Aim of the exercise: Copy the records below exactly, omitting any pictures they contain.

╭──

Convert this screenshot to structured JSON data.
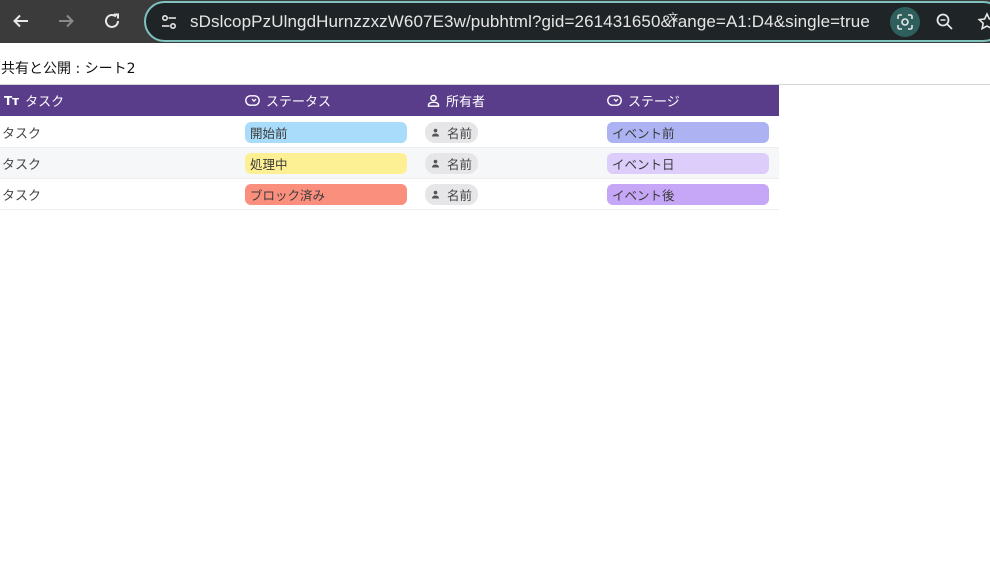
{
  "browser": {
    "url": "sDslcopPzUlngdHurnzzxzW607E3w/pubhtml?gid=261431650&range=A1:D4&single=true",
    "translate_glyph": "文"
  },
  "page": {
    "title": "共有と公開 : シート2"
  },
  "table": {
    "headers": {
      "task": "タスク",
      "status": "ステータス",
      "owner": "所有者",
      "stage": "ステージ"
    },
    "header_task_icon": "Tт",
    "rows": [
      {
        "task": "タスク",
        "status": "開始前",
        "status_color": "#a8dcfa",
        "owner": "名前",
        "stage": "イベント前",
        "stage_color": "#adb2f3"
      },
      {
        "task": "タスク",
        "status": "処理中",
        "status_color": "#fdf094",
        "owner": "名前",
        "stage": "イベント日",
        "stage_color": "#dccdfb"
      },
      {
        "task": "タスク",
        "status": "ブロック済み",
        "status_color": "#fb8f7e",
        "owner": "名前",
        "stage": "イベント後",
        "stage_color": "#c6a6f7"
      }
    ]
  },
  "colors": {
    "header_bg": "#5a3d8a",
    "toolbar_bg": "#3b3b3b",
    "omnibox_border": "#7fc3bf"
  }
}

╰──

Problem solution:
Convert this screenshot to structured JSON data.
{
  "browser": {
    "url": "sDslcopPzUlngdHurnzzxzW607E3w/pubhtml?gid=261431650&range=A1:D4&single=true",
    "translate_glyph": "文"
  },
  "page": {
    "title": "共有と公開 : シート2"
  },
  "table": {
    "headers": {
      "task": "タスク",
      "status": "ステータス",
      "owner": "所有者",
      "stage": "ステージ"
    },
    "header_task_icon": "Tт",
    "rows": [
      {
        "task": "タスク",
        "status": "開始前",
        "status_color": "#a8dcfa",
        "owner": "名前",
        "stage": "イベント前",
        "stage_color": "#adb2f3"
      },
      {
        "task": "タスク",
        "status": "処理中",
        "status_color": "#fdf094",
        "owner": "名前",
        "stage": "イベント日",
        "stage_color": "#dccdfb"
      },
      {
        "task": "タスク",
        "status": "ブロック済み",
        "status_color": "#fb8f7e",
        "owner": "名前",
        "stage": "イベント後",
        "stage_color": "#c6a6f7"
      }
    ]
  },
  "colors": {
    "header_bg": "#5a3d8a",
    "toolbar_bg": "#3b3b3b",
    "omnibox_border": "#7fc3bf"
  }
}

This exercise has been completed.